WHAT YOU SHOULD DO: Work out the number of lines containing "Trainer". Give that number alone.
>> begin INPUT RECORDS
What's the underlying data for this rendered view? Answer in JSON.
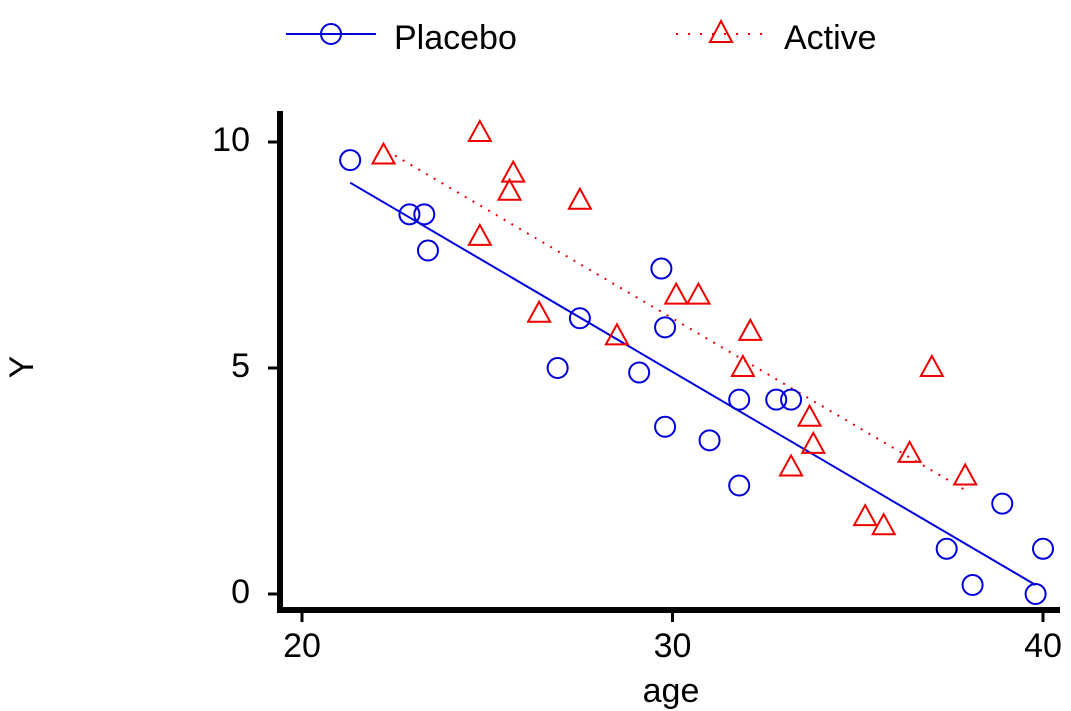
{
  "chart_data": {
    "type": "scatter",
    "xlabel": "age",
    "ylabel": "Y",
    "xlim": [
      20,
      40
    ],
    "ylim": [
      0,
      10
    ],
    "xticks": [
      "20",
      "30",
      "40"
    ],
    "yticks": [
      "0",
      "5",
      "10"
    ],
    "grid": false,
    "legend_position": "top",
    "series": [
      {
        "name": "Placebo",
        "color": "#0000dd",
        "marker": "circle",
        "fit_line_style": "solid",
        "fit_line": [
          [
            21.3,
            9.1
          ],
          [
            39.8,
            0.2
          ]
        ],
        "points": [
          [
            21.3,
            9.6
          ],
          [
            22.9,
            8.4
          ],
          [
            23.3,
            8.4
          ],
          [
            23.4,
            7.6
          ],
          [
            26.9,
            5.0
          ],
          [
            27.5,
            6.1
          ],
          [
            29.1,
            4.9
          ],
          [
            29.7,
            7.2
          ],
          [
            29.8,
            3.7
          ],
          [
            29.8,
            5.9
          ],
          [
            31.0,
            3.4
          ],
          [
            31.8,
            4.3
          ],
          [
            31.8,
            2.4
          ],
          [
            32.8,
            4.3
          ],
          [
            33.2,
            4.3
          ],
          [
            37.4,
            1.0
          ],
          [
            38.1,
            0.2
          ],
          [
            38.9,
            2.0
          ],
          [
            39.8,
            0.0
          ],
          [
            40.0,
            1.0
          ]
        ]
      },
      {
        "name": "Active",
        "color": "#ee0000",
        "marker": "triangle",
        "fit_line_style": "dotted",
        "fit_line": [
          [
            22.3,
            9.8
          ],
          [
            37.9,
            2.3
          ]
        ],
        "points": [
          [
            22.2,
            9.7
          ],
          [
            24.8,
            10.2
          ],
          [
            24.8,
            7.9
          ],
          [
            25.6,
            8.9
          ],
          [
            25.7,
            9.3
          ],
          [
            26.4,
            6.2
          ],
          [
            27.5,
            8.7
          ],
          [
            28.5,
            5.7
          ],
          [
            30.1,
            6.6
          ],
          [
            30.7,
            6.6
          ],
          [
            31.9,
            5.0
          ],
          [
            32.1,
            5.8
          ],
          [
            33.2,
            2.8
          ],
          [
            33.7,
            3.9
          ],
          [
            33.8,
            3.3
          ],
          [
            35.2,
            1.7
          ],
          [
            35.7,
            1.5
          ],
          [
            36.4,
            3.1
          ],
          [
            37.0,
            5.0
          ],
          [
            37.9,
            2.6
          ]
        ]
      }
    ]
  }
}
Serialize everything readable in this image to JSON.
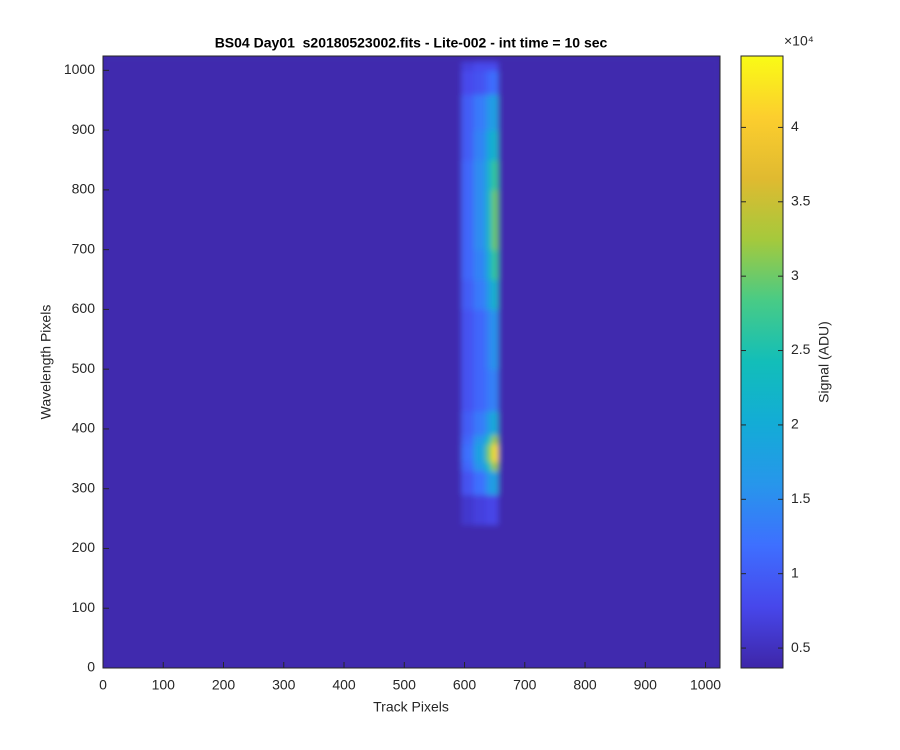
{
  "chart_data": {
    "type": "heatmap",
    "title": "BS04 Day01  s20180523002.fits - Lite-002 - int time = 10 sec",
    "xlabel": "Track Pixels",
    "ylabel": "Wavelength Pixels",
    "xlim": [
      0,
      1024
    ],
    "ylim": [
      0,
      1024
    ],
    "xticks": [
      0,
      100,
      200,
      300,
      400,
      500,
      600,
      700,
      800,
      900,
      1000
    ],
    "yticks": [
      0,
      100,
      200,
      300,
      400,
      500,
      600,
      700,
      800,
      900,
      1000
    ],
    "x_edges": [
      0,
      595,
      615,
      635,
      645,
      656,
      1024
    ],
    "y_edges": [
      0,
      240,
      290,
      330,
      345,
      375,
      390,
      430,
      500,
      600,
      650,
      700,
      800,
      850,
      900,
      960,
      1000,
      1015,
      1024
    ],
    "values": [
      [
        4000,
        4000,
        4000,
        4000,
        4000,
        4000
      ],
      [
        4000,
        6000,
        7000,
        7500,
        7500,
        4000
      ],
      [
        4000,
        9000,
        12000,
        16000,
        18000,
        4000
      ],
      [
        4000,
        11000,
        16000,
        24000,
        32000,
        4000
      ],
      [
        4000,
        12000,
        18000,
        30000,
        42000,
        4000
      ],
      [
        4000,
        11000,
        16000,
        24000,
        32000,
        4000
      ],
      [
        4000,
        10000,
        13000,
        17000,
        20000,
        4000
      ],
      [
        4000,
        9000,
        11000,
        13000,
        14000,
        4000
      ],
      [
        4000,
        9000,
        11000,
        14000,
        16000,
        4000
      ],
      [
        4000,
        10000,
        13000,
        17000,
        22000,
        4000
      ],
      [
        4000,
        11000,
        14000,
        20000,
        27000,
        4000
      ],
      [
        4000,
        11000,
        15000,
        22000,
        30000,
        4000
      ],
      [
        4000,
        11000,
        15000,
        21000,
        27000,
        4000
      ],
      [
        4000,
        10000,
        14000,
        19000,
        22000,
        4000
      ],
      [
        4000,
        10000,
        13000,
        16000,
        18000,
        4000
      ],
      [
        4000,
        8000,
        9000,
        11000,
        12000,
        4000
      ],
      [
        4000,
        7000,
        8000,
        8000,
        8000,
        4000
      ],
      [
        4000,
        4000,
        4000,
        4000,
        4000,
        4000
      ]
    ],
    "colormap": "parula",
    "clim": [
      3660,
      44800
    ],
    "colorbar_label": "Signal (ADU)",
    "colorbar_multiplier": "×10⁴",
    "colorbar_ticks": [
      {
        "value": 5000,
        "label": "0.5"
      },
      {
        "value": 10000,
        "label": "1"
      },
      {
        "value": 15000,
        "label": "1.5"
      },
      {
        "value": 20000,
        "label": "2"
      },
      {
        "value": 25000,
        "label": "2.5"
      },
      {
        "value": 30000,
        "label": "3"
      },
      {
        "value": 35000,
        "label": "3.5"
      },
      {
        "value": 40000,
        "label": "4"
      }
    ]
  }
}
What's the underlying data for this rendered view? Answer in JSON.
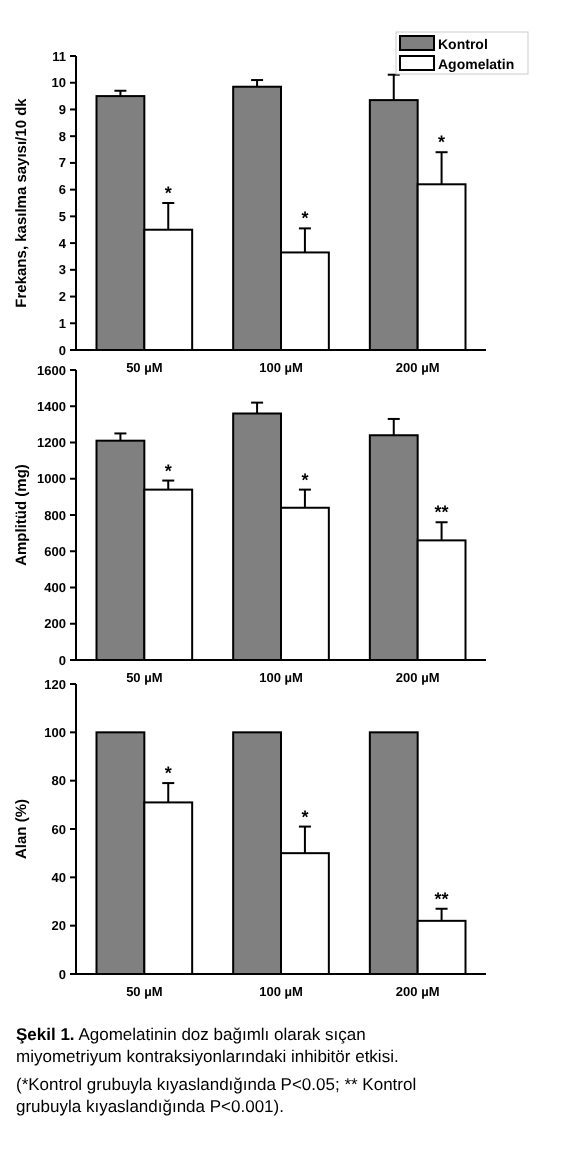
{
  "chart_data": [
    {
      "type": "bar",
      "ylabel": "Frekans, kasılma sayısı/10 dk",
      "categories": [
        "50 µM",
        "100 µM",
        "200 µM"
      ],
      "ylim": [
        0,
        11
      ],
      "yticks": [
        0,
        1,
        2,
        3,
        4,
        5,
        6,
        7,
        8,
        9,
        10,
        11
      ],
      "legend": "top right",
      "series": [
        {
          "name": "Kontrol",
          "color": "#808080",
          "values": [
            9.5,
            9.85,
            9.35
          ],
          "errors": [
            [
              9.5,
              9.7
            ],
            [
              9.85,
              10.1
            ],
            [
              9.35,
              10.3
            ]
          ]
        },
        {
          "name": "Agomelatin",
          "color": "#ffffff",
          "values": [
            4.5,
            3.65,
            6.2
          ],
          "errors": [
            [
              4.5,
              5.5
            ],
            [
              3.65,
              4.55
            ],
            [
              6.2,
              7.4
            ]
          ]
        }
      ],
      "annotations": [
        {
          "text": "*",
          "x": "50 µM",
          "y": 5.5
        },
        {
          "text": "*",
          "x": "100 µM",
          "y": 4.55
        },
        {
          "text": "*",
          "x": "200 µM",
          "y": 7.4
        }
      ]
    },
    {
      "type": "bar",
      "ylabel": "Amplitüd (mg)",
      "categories": [
        "50 µM",
        "100 µM",
        "200 µM"
      ],
      "ylim": [
        0,
        1600
      ],
      "yticks": [
        0,
        200,
        400,
        600,
        800,
        1000,
        1200,
        1400,
        1600
      ],
      "series": [
        {
          "color": "#808080",
          "values": [
            1210,
            1360,
            1240
          ],
          "errors": [
            [
              1210,
              1250
            ],
            [
              1360,
              1420
            ],
            [
              1240,
              1330
            ]
          ]
        },
        {
          "color": "#ffffff",
          "values": [
            940,
            840,
            660
          ],
          "errors": [
            [
              940,
              990
            ],
            [
              840,
              940
            ],
            [
              660,
              760
            ]
          ]
        }
      ],
      "annotations": [
        {
          "text": "*",
          "x": "50 µM",
          "y": 990
        },
        {
          "text": "*",
          "x": "100 µM",
          "y": 940
        },
        {
          "text": "**",
          "x": "200 µM",
          "y": 760
        }
      ]
    },
    {
      "type": "bar",
      "ylabel": "Alan (%)",
      "categories": [
        "50 µM",
        "100 µM",
        "200 µM"
      ],
      "ylim": [
        0,
        120
      ],
      "yticks": [
        0,
        20,
        40,
        60,
        80,
        100,
        120
      ],
      "series": [
        {
          "color": "#808080",
          "values": [
            100,
            100,
            100
          ]
        },
        {
          "color": "#ffffff",
          "values": [
            71,
            50,
            22
          ],
          "errors": [
            [
              71,
              79
            ],
            [
              50,
              61
            ],
            [
              22,
              27
            ]
          ]
        }
      ],
      "annotations": [
        {
          "text": "*",
          "x": "50 µM",
          "y": 79
        },
        {
          "text": "*",
          "x": "100 µM",
          "y": 61
        },
        {
          "text": "**",
          "x": "200 µM",
          "y": 27
        },
        "Şekil 1. Agomelatinin doz bağımlı olarak sıçan miyometriyum kontraksiyonlarındaki inhibitör etkisi.",
        "(*Kontrol grubuyla kıyaslandığında P<0.05; ** Kontrol grubuyla kıyaslandığında P<0.001)."
      ]
    }
  ]
}
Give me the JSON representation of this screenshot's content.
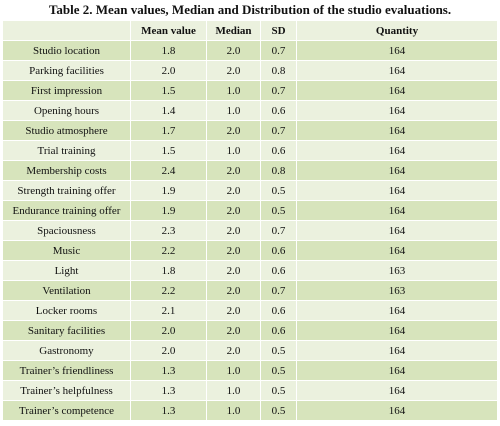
{
  "table": {
    "title": "Table 2. Mean values, Median and Distribution of the studio evaluations.",
    "header": [
      "Mean value",
      "Median",
      "SD",
      "Quantity"
    ],
    "rows": [
      [
        "Studio location",
        "1.8",
        "2.0",
        "0.7",
        "164"
      ],
      [
        "Parking facilities",
        "2.0",
        "2.0",
        "0.8",
        "164"
      ],
      [
        "First impression",
        "1.5",
        "1.0",
        "0.7",
        "164"
      ],
      [
        "Opening hours",
        "1.4",
        "1.0",
        "0.6",
        "164"
      ],
      [
        "Studio atmosphere",
        "1.7",
        "2.0",
        "0.7",
        "164"
      ],
      [
        "Trial training",
        "1.5",
        "1.0",
        "0.6",
        "164"
      ],
      [
        "Membership costs",
        "2.4",
        "2.0",
        "0.8",
        "164"
      ],
      [
        "Strength training offer",
        "1.9",
        "2.0",
        "0.5",
        "164"
      ],
      [
        "Endurance training offer",
        "1.9",
        "2.0",
        "0.5",
        "164"
      ],
      [
        "Spaciousness",
        "2.3",
        "2.0",
        "0.7",
        "164"
      ],
      [
        "Music",
        "2.2",
        "2.0",
        "0.6",
        "164"
      ],
      [
        "Light",
        "1.8",
        "2.0",
        "0.6",
        "163"
      ],
      [
        "Ventilation",
        "2.2",
        "2.0",
        "0.7",
        "163"
      ],
      [
        "Locker rooms",
        "2.1",
        "2.0",
        "0.6",
        "164"
      ],
      [
        "Sanitary facilities",
        "2.0",
        "2.0",
        "0.6",
        "164"
      ],
      [
        "Gastronomy",
        "2.0",
        "2.0",
        "0.5",
        "164"
      ],
      [
        "Trainer’s friendliness",
        "1.3",
        "1.0",
        "0.5",
        "164"
      ],
      [
        "Trainer’s helpfulness",
        "1.3",
        "1.0",
        "0.5",
        "164"
      ],
      [
        "Trainer’s competence",
        "1.3",
        "1.0",
        "0.5",
        "164"
      ]
    ]
  }
}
>> end INPUT RECORDS
TASK RESPONSE: 3